[START OF RECORDED DATA]

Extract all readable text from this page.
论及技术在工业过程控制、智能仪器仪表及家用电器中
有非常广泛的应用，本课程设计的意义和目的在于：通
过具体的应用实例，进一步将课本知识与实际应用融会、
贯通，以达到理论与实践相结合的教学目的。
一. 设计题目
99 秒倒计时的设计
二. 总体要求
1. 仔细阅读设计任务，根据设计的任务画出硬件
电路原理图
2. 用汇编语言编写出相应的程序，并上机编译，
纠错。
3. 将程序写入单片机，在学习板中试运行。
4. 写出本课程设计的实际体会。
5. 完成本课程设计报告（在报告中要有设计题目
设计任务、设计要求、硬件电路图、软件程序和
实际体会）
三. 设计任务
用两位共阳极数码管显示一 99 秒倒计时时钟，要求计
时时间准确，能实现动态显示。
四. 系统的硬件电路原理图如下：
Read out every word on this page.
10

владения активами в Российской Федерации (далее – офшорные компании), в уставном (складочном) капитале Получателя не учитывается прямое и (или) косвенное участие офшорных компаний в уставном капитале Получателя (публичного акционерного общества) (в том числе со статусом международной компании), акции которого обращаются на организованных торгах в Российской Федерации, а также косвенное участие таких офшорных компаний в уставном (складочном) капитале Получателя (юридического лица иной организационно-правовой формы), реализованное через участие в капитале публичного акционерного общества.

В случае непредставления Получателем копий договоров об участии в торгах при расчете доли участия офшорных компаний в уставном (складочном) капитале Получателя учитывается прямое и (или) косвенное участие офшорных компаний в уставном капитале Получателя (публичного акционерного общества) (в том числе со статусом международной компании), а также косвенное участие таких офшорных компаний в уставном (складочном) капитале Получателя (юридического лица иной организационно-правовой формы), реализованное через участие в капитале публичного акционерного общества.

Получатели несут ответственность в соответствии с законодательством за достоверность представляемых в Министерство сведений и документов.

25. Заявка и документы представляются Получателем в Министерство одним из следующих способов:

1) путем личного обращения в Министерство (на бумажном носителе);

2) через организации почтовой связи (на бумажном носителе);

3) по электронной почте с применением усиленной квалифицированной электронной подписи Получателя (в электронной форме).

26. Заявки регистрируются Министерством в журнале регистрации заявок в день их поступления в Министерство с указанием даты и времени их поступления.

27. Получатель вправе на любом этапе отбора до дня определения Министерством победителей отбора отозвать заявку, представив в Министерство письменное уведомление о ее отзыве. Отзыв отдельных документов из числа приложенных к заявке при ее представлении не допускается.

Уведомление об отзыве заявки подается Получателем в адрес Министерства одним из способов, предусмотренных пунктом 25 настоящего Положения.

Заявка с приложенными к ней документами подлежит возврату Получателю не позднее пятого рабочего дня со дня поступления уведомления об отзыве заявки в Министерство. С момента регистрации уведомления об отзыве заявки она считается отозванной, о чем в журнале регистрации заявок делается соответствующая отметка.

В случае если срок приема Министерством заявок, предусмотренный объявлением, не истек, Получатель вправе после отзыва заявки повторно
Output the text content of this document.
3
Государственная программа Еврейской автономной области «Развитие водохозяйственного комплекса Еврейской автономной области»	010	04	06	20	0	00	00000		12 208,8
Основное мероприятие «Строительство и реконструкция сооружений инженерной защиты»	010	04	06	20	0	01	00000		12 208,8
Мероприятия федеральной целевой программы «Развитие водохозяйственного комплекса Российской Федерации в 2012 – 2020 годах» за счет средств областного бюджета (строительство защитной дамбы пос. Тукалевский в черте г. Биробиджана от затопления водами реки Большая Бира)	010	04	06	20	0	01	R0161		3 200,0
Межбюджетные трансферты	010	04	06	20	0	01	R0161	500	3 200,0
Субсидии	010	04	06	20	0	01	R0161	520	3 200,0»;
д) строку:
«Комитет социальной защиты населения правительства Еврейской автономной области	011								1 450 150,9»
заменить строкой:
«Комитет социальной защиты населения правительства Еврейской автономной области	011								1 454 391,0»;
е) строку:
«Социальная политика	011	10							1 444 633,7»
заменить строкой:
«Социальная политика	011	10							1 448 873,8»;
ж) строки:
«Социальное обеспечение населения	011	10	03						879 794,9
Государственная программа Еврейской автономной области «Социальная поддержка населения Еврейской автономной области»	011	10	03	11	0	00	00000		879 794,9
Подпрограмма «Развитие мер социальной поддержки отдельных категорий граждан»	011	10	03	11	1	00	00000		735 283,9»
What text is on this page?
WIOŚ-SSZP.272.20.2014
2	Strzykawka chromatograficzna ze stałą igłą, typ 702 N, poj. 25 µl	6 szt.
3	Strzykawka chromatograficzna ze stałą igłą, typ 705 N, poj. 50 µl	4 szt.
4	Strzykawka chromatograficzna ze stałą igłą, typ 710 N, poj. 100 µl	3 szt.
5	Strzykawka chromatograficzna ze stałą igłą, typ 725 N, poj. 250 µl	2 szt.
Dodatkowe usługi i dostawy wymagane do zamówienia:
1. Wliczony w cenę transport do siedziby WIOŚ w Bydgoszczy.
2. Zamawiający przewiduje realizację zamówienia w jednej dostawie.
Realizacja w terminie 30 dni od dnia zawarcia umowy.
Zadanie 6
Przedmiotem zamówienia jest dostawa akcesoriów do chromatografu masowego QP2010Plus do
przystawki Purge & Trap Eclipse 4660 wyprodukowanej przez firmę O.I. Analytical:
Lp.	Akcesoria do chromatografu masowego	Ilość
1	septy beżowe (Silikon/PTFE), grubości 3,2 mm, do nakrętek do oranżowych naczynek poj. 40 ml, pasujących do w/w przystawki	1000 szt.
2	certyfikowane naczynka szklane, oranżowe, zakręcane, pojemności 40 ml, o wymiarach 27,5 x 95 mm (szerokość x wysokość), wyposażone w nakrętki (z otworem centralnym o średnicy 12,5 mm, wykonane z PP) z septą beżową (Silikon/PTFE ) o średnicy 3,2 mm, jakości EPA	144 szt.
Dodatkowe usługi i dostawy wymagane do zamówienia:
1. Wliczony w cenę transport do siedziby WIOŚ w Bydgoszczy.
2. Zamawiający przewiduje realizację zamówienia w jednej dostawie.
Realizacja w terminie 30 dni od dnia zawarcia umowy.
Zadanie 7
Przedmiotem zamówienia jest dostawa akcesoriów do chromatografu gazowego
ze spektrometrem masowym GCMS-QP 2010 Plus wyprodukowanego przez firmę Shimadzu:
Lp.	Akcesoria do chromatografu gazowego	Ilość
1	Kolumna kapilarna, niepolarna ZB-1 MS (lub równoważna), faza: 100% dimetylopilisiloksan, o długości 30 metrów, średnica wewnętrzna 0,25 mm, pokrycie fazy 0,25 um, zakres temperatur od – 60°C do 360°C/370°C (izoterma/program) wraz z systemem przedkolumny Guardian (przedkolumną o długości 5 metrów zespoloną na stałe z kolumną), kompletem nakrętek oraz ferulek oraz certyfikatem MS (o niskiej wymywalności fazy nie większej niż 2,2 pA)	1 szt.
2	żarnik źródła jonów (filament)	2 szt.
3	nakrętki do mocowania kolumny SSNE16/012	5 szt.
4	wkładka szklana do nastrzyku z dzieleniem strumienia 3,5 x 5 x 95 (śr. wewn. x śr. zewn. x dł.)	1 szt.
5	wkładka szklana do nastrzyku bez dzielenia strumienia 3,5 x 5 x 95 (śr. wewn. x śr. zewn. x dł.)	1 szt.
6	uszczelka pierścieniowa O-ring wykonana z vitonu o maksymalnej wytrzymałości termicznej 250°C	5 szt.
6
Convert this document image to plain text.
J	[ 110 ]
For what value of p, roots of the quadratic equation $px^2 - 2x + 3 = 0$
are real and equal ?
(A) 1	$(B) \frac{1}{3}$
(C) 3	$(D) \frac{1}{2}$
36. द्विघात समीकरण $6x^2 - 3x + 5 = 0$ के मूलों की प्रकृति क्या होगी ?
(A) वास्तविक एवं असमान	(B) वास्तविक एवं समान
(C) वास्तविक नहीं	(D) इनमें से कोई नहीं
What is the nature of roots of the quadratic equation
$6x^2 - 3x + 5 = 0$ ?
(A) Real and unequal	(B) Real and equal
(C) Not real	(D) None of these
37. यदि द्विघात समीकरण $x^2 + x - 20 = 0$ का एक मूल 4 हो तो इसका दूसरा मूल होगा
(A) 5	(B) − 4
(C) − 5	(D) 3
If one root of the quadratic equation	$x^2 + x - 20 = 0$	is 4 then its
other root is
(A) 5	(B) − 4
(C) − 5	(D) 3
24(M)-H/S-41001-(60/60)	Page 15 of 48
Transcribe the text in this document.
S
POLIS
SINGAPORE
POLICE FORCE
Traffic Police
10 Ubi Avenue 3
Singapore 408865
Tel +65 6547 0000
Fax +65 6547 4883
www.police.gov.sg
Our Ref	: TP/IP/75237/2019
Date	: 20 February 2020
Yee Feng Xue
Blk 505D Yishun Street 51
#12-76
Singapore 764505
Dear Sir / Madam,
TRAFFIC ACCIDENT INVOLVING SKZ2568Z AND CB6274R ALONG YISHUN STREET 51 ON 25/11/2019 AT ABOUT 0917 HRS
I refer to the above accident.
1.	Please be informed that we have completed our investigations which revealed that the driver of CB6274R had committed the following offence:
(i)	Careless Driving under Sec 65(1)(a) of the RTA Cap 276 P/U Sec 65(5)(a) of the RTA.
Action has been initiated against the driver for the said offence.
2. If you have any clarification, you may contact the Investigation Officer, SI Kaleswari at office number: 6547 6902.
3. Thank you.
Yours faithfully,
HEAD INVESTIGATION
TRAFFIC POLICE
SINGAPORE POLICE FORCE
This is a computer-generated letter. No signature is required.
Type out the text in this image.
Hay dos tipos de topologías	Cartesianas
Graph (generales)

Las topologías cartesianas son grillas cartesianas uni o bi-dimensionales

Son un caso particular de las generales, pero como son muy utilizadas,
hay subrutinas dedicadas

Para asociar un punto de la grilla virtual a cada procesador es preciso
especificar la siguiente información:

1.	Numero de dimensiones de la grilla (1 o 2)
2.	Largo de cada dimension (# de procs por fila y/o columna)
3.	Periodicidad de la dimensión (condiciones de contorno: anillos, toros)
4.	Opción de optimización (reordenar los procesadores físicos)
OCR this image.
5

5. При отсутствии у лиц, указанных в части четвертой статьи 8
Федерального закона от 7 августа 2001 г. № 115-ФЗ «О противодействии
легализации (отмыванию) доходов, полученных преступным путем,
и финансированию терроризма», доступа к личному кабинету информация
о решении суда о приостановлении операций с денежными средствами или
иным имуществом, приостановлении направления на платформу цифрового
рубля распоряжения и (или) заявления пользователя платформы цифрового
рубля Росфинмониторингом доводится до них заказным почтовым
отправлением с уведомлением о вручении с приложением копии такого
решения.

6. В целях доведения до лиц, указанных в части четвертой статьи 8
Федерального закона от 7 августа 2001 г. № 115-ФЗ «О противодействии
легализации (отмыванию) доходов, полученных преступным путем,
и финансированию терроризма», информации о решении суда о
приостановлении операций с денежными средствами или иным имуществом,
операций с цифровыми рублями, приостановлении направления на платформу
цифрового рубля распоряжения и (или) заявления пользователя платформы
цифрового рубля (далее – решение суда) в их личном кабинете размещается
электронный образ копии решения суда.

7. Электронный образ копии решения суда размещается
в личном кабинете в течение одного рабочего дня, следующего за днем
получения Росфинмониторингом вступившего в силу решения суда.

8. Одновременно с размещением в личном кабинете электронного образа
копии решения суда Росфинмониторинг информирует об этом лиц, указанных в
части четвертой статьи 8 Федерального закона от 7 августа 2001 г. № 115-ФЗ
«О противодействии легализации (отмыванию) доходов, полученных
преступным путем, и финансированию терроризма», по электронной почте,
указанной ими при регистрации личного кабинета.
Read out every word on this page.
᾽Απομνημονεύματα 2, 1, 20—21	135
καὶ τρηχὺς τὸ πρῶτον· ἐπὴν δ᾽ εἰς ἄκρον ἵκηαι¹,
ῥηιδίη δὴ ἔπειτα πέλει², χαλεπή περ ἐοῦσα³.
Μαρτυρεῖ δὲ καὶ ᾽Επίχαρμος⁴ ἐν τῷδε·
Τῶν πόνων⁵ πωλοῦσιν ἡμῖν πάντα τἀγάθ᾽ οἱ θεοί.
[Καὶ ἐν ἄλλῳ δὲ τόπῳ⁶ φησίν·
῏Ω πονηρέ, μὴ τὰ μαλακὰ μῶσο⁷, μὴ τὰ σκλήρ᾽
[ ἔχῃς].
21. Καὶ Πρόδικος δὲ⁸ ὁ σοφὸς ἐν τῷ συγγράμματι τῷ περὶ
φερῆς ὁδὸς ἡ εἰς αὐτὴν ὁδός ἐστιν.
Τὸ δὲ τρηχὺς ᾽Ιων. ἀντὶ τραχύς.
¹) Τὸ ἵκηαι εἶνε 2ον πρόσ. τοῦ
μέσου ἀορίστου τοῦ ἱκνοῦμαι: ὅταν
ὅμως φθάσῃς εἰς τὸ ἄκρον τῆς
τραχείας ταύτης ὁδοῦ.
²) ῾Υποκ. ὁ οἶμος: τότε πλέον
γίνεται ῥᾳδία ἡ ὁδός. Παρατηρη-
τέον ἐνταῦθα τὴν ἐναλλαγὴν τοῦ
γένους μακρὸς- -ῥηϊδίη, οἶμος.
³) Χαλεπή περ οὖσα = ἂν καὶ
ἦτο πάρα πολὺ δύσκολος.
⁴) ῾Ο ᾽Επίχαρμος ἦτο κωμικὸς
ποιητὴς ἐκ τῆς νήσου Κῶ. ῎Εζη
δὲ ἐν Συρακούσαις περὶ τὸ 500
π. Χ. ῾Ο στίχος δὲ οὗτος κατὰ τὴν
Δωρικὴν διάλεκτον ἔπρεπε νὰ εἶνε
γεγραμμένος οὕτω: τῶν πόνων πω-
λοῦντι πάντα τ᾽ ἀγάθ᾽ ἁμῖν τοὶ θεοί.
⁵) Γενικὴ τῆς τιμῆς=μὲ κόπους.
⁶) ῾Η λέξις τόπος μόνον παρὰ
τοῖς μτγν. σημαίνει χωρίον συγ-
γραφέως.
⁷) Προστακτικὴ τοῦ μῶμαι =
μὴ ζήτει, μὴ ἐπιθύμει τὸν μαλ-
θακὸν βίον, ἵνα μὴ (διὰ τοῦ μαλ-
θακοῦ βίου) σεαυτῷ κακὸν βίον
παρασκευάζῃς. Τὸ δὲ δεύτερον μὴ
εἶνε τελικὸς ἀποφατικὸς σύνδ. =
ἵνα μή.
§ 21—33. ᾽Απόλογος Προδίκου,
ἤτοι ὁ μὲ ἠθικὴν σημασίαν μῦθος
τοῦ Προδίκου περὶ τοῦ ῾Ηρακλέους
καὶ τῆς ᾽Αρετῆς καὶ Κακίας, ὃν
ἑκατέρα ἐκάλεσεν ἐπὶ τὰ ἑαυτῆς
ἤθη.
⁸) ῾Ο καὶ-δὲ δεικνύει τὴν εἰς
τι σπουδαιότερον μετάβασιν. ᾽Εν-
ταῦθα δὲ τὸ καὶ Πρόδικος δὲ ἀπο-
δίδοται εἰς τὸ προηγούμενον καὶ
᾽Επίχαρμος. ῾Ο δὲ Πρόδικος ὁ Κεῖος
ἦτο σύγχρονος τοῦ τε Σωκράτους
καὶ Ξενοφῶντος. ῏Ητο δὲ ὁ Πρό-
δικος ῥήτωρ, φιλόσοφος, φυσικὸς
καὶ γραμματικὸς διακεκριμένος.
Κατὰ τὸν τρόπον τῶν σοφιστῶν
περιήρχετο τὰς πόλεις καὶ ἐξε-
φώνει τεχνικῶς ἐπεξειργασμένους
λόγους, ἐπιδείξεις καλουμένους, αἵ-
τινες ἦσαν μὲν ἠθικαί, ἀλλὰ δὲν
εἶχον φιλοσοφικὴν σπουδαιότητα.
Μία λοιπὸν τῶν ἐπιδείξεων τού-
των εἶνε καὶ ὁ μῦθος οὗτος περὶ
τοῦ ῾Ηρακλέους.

[END OF RECORDED DATA]

▶ AIM:
Tally the lines containing "способов". Provide the number without any other words.

▶ IN RESPONSE:
2